>> start Material for this task

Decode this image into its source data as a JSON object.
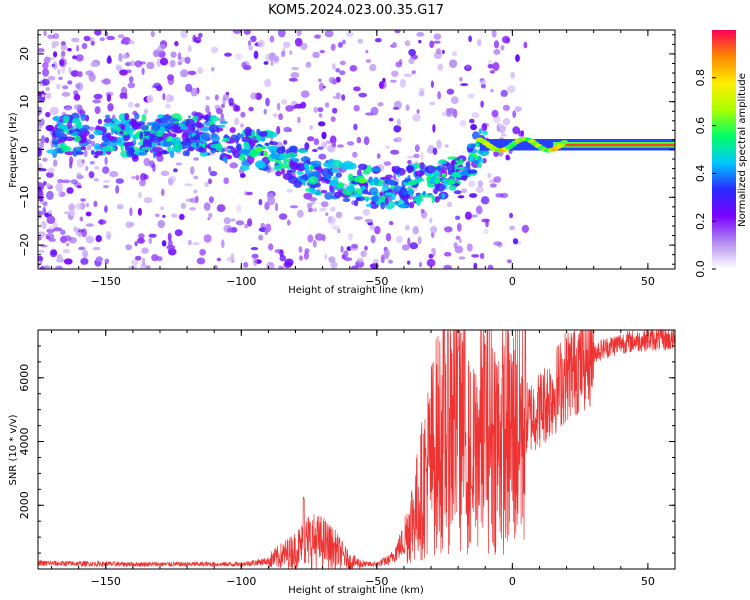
{
  "title": "KOM5.2024.023.00.35.G17",
  "chart_data": [
    {
      "type": "heatmap",
      "xlabel": "Height of straight line (km)",
      "ylabel": "Frequency (Hz)",
      "xlim": [
        -175,
        60
      ],
      "ylim": [
        -25,
        25
      ],
      "xticks": [
        -150,
        -100,
        -50,
        0,
        50
      ],
      "yticks": [
        -20,
        -10,
        0,
        10,
        20
      ],
      "colorbar": {
        "label": "Normalized spectral amplitude",
        "range": [
          0,
          1
        ],
        "ticks": [
          "0.0",
          "0.2",
          "0.4",
          "0.6",
          "0.8"
        ],
        "colormap": [
          "#ffffff",
          "#b38cf0",
          "#7a00ff",
          "#2a2aff",
          "#00c8ff",
          "#00ff66",
          "#aaff00",
          "#ffee00",
          "#ff8800",
          "#ff0055"
        ]
      },
      "ridge": {
        "x": [
          -110,
          -100,
          -90,
          -80,
          -70,
          -60,
          -50,
          -40,
          -30,
          -20,
          -10,
          0,
          10,
          20,
          30,
          40,
          50,
          60
        ],
        "y": [
          3,
          0,
          0,
          -3,
          -6,
          -7,
          -8,
          -8,
          -7,
          -5,
          1,
          0,
          1,
          1,
          1,
          1,
          1,
          1
        ],
        "amplitude": [
          0.3,
          0.35,
          0.4,
          0.45,
          0.5,
          0.45,
          0.5,
          0.55,
          0.5,
          0.4,
          0.6,
          0.7,
          0.75,
          0.8,
          0.85,
          0.85,
          0.85,
          0.85
        ]
      },
      "grid": false
    },
    {
      "type": "line",
      "xlabel": "Height of straight line (km)",
      "ylabel": "SNR (10 * v/v)",
      "xlim": [
        -175,
        60
      ],
      "ylim": [
        0,
        7500
      ],
      "xticks": [
        -150,
        -100,
        -50,
        0,
        50
      ],
      "yticks": [
        2000,
        4000,
        6000
      ],
      "series": [
        {
          "color": "#ee3333",
          "envelope": {
            "x": [
              -175,
              -140,
              -100,
              -90,
              -80,
              -75,
              -70,
              -65,
              -60,
              -55,
              -50,
              -45,
              -40,
              -35,
              -30,
              -25,
              -20,
              -15,
              -10,
              -5,
              0,
              5,
              10,
              15,
              20,
              25,
              30,
              40,
              50,
              60
            ],
            "y": [
              180,
              150,
              150,
              250,
              600,
              900,
              850,
              600,
              250,
              150,
              150,
              300,
              900,
              2000,
              3500,
              4500,
              5000,
              3200,
              4700,
              4000,
              4200,
              4700,
              5000,
              5500,
              6100,
              6500,
              6800,
              7100,
              7200,
              7200
            ]
          },
          "peaks": {
            "x": [
              -77,
              -20,
              -15,
              -10
            ],
            "y": [
              2300,
              7100,
              2600,
              7100
            ]
          }
        }
      ],
      "grid": false
    }
  ]
}
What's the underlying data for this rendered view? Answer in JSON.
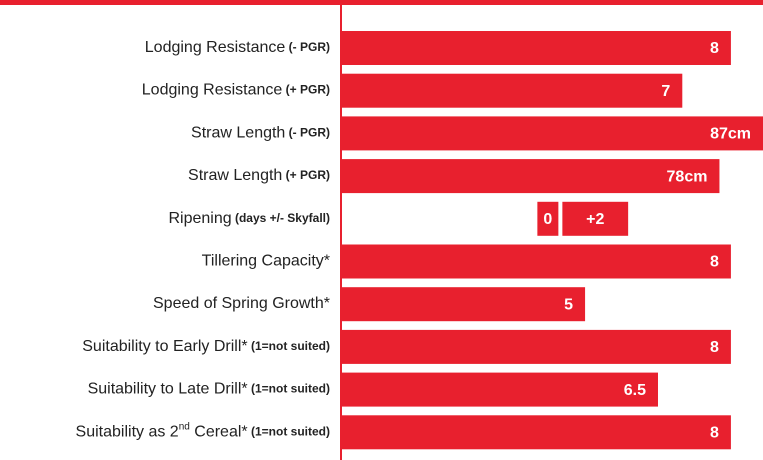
{
  "chart_data": {
    "type": "bar",
    "orientation": "horizontal",
    "color": "#e8202e",
    "rows": [
      {
        "label": "Lodging Resistance",
        "note": "(- PGR)",
        "value": 8,
        "xlim": [
          0,
          8.66
        ]
      },
      {
        "label": "Lodging Resistance",
        "note": "(+ PGR)",
        "value": 7,
        "xlim": [
          0,
          8.66
        ]
      },
      {
        "label": "Straw Length",
        "note": "(- PGR)",
        "value": 87,
        "value_label": "87cm",
        "xlim": [
          0,
          87
        ]
      },
      {
        "label": "Straw Length",
        "note": "(+ PGR)",
        "value": 78,
        "value_label": "78cm",
        "xlim": [
          0,
          87
        ]
      },
      {
        "label": "Ripening",
        "note": "(days +/- Skyfall)",
        "value": 2,
        "value_label": "+2",
        "reference": 0,
        "xlim": [
          -6.7,
          6.1
        ]
      },
      {
        "label": "Tillering Capacity*",
        "value": 8,
        "xlim": [
          0,
          8.66
        ]
      },
      {
        "label": "Speed of Spring Growth*",
        "value": 5,
        "xlim": [
          0,
          8.66
        ]
      },
      {
        "label": "Suitability to Early Drill*",
        "note": "(1=not suited)",
        "value": 8,
        "xlim": [
          0,
          8.66
        ]
      },
      {
        "label": "Suitability to Late Drill*",
        "note": "(1=not suited)",
        "value": 6.5,
        "xlim": [
          0,
          8.66
        ]
      },
      {
        "label": "Suitability as 2",
        "label_sup": "nd",
        "label_end": " Cereal*",
        "note": "(1=not suited)",
        "value": 8,
        "xlim": [
          0,
          8.66
        ]
      }
    ]
  }
}
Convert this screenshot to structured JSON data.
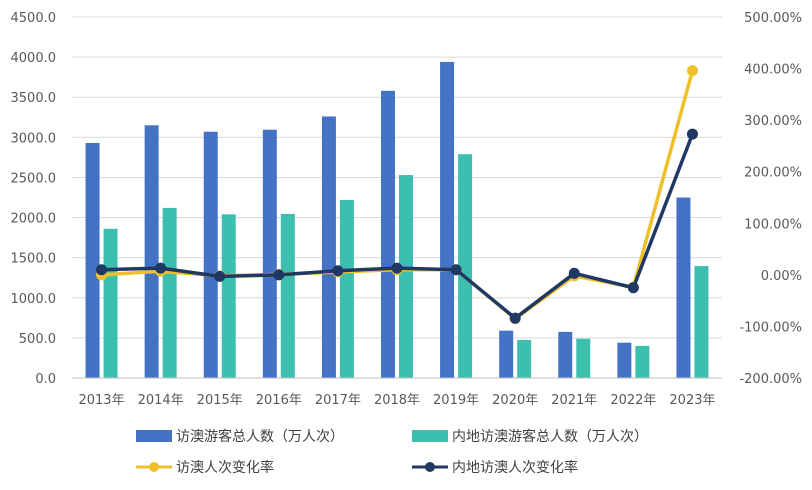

>> end Material for this task

*Stated goal*: Reproduce every record above exactly, but leave out the pictures.

*Result of the task*:
Decode this image into its source data as a JSON object.
{
  "title": "KOM5.2024.023.00.35.G17",
  "chart_data": [
    {
      "type": "heatmap",
      "xlabel": "Height of straight line (km)",
      "ylabel": "Frequency (Hz)",
      "xlim": [
        -175,
        60
      ],
      "ylim": [
        -25,
        25
      ],
      "xticks": [
        -150,
        -100,
        -50,
        0,
        50
      ],
      "yticks": [
        -20,
        -10,
        0,
        10,
        20
      ],
      "colorbar": {
        "label": "Normalized spectral amplitude",
        "range": [
          0,
          1
        ],
        "ticks": [
          "0.0",
          "0.2",
          "0.4",
          "0.6",
          "0.8"
        ],
        "colormap": [
          "#ffffff",
          "#b38cf0",
          "#7a00ff",
          "#2a2aff",
          "#00c8ff",
          "#00ff66",
          "#aaff00",
          "#ffee00",
          "#ff8800",
          "#ff0055"
        ]
      },
      "ridge": {
        "x": [
          -110,
          -100,
          -90,
          -80,
          -70,
          -60,
          -50,
          -40,
          -30,
          -20,
          -10,
          0,
          10,
          20,
          30,
          40,
          50,
          60
        ],
        "y": [
          3,
          0,
          0,
          -3,
          -6,
          -7,
          -8,
          -8,
          -7,
          -5,
          1,
          0,
          1,
          1,
          1,
          1,
          1,
          1
        ],
        "amplitude": [
          0.3,
          0.35,
          0.4,
          0.45,
          0.5,
          0.45,
          0.5,
          0.55,
          0.5,
          0.4,
          0.6,
          0.7,
          0.75,
          0.8,
          0.85,
          0.85,
          0.85,
          0.85
        ]
      },
      "grid": false
    },
    {
      "type": "line",
      "xlabel": "Height of straight line (km)",
      "ylabel": "SNR (10 * v/v)",
      "xlim": [
        -175,
        60
      ],
      "ylim": [
        0,
        7500
      ],
      "xticks": [
        -150,
        -100,
        -50,
        0,
        50
      ],
      "yticks": [
        2000,
        4000,
        6000
      ],
      "series": [
        {
          "color": "#ee3333",
          "envelope": {
            "x": [
              -175,
              -140,
              -100,
              -90,
              -80,
              -75,
              -70,
              -65,
              -60,
              -55,
              -50,
              -45,
              -40,
              -35,
              -30,
              -25,
              -20,
              -15,
              -10,
              -5,
              0,
              5,
              10,
              15,
              20,
              25,
              30,
              40,
              50,
              60
            ],
            "y": [
              180,
              150,
              150,
              250,
              600,
              900,
              850,
              600,
              250,
              150,
              150,
              300,
              900,
              2000,
              3500,
              4500,
              5000,
              3200,
              4700,
              4000,
              4200,
              4700,
              5000,
              5500,
              6100,
              6500,
              6800,
              7100,
              7200,
              7200
            ]
          },
          "peaks": {
            "x": [
              -77,
              -20,
              -15,
              -10
            ],
            "y": [
              2300,
              7100,
              2600,
              7100
            ]
          }
        }
      ],
      "grid": false
    }
  ]
}
What's the underlying data for this rendered view? Answer in JSON.
{
  "chart_data": {
    "type": "bar",
    "orientation": "horizontal",
    "color": "#e8202e",
    "rows": [
      {
        "label": "Lodging Resistance",
        "note": "(- PGR)",
        "value": 8,
        "xlim": [
          0,
          8.66
        ]
      },
      {
        "label": "Lodging Resistance",
        "note": "(+ PGR)",
        "value": 7,
        "xlim": [
          0,
          8.66
        ]
      },
      {
        "label": "Straw Length",
        "note": "(- PGR)",
        "value": 87,
        "value_label": "87cm",
        "xlim": [
          0,
          87
        ]
      },
      {
        "label": "Straw Length",
        "note": "(+ PGR)",
        "value": 78,
        "value_label": "78cm",
        "xlim": [
          0,
          87
        ]
      },
      {
        "label": "Ripening",
        "note": "(days +/- Skyfall)",
        "value": 2,
        "value_label": "+2",
        "reference": 0,
        "xlim": [
          -6.7,
          6.1
        ]
      },
      {
        "label": "Tillering Capacity*",
        "value": 8,
        "xlim": [
          0,
          8.66
        ]
      },
      {
        "label": "Speed of Spring Growth*",
        "value": 5,
        "xlim": [
          0,
          8.66
        ]
      },
      {
        "label": "Suitability to Early Drill*",
        "note": "(1=not suited)",
        "value": 8,
        "xlim": [
          0,
          8.66
        ]
      },
      {
        "label": "Suitability to Late Drill*",
        "note": "(1=not suited)",
        "value": 6.5,
        "xlim": [
          0,
          8.66
        ]
      },
      {
        "label": "Suitability as 2",
        "label_sup": "nd",
        "label_end": " Cereal*",
        "note": "(1=not suited)",
        "value": 8,
        "xlim": [
          0,
          8.66
        ]
      }
    ]
  }
}
Convert this screenshot to structured JSON data.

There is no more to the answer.